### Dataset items

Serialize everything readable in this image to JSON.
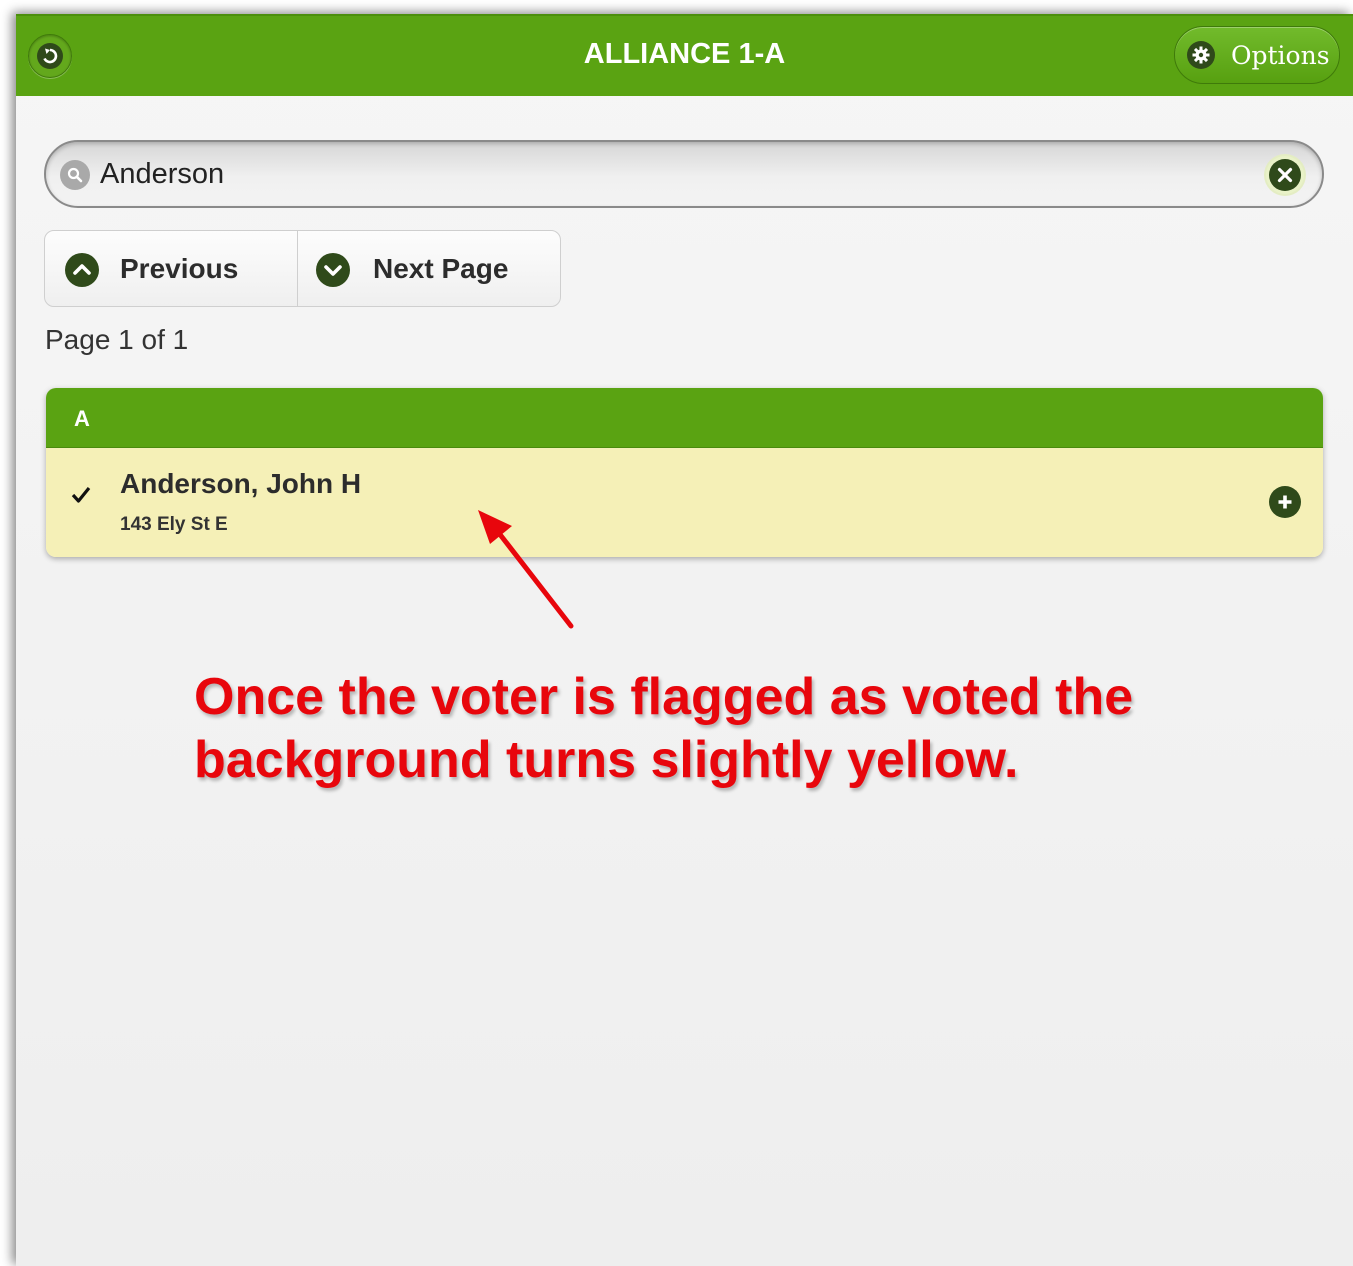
{
  "header": {
    "title": "ALLIANCE 1-A",
    "back_icon": "back-arrow-icon",
    "options_label": "Options",
    "options_icon": "gear-icon"
  },
  "search": {
    "value": "Anderson",
    "placeholder": "",
    "search_icon": "search-icon",
    "clear_icon": "clear-icon"
  },
  "pager": {
    "previous_label": "Previous",
    "next_label": "Next Page",
    "page_info": "Page 1 of 1"
  },
  "list": {
    "divider_label": "A",
    "items": [
      {
        "name": "Anderson, John H",
        "address": "143 Ely St E",
        "voted": true,
        "background": "#f5f0b7"
      }
    ]
  },
  "annotation": {
    "text": "Once the voter is flagged as voted the background turns slightly yellow.",
    "color": "#e8060c"
  },
  "colors": {
    "brand_green": "#5aa312",
    "icon_dark": "#2f4a1a",
    "voted_yellow": "#f5f0b7"
  }
}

### Problem requirements
Omit every image. Quote each record exactly.

### Answer below
Serialize everything readable in this image to JSON.
{
  "header": {
    "title": "ALLIANCE 1-A",
    "back_icon": "back-arrow-icon",
    "options_label": "Options",
    "options_icon": "gear-icon"
  },
  "search": {
    "value": "Anderson",
    "placeholder": "",
    "search_icon": "search-icon",
    "clear_icon": "clear-icon"
  },
  "pager": {
    "previous_label": "Previous",
    "next_label": "Next Page",
    "page_info": "Page 1 of 1"
  },
  "list": {
    "divider_label": "A",
    "items": [
      {
        "name": "Anderson, John H",
        "address": "143 Ely St E",
        "voted": true,
        "background": "#f5f0b7"
      }
    ]
  },
  "annotation": {
    "text": "Once the voter is flagged as voted the background turns slightly yellow.",
    "color": "#e8060c"
  },
  "colors": {
    "brand_green": "#5aa312",
    "icon_dark": "#2f4a1a",
    "voted_yellow": "#f5f0b7"
  }
}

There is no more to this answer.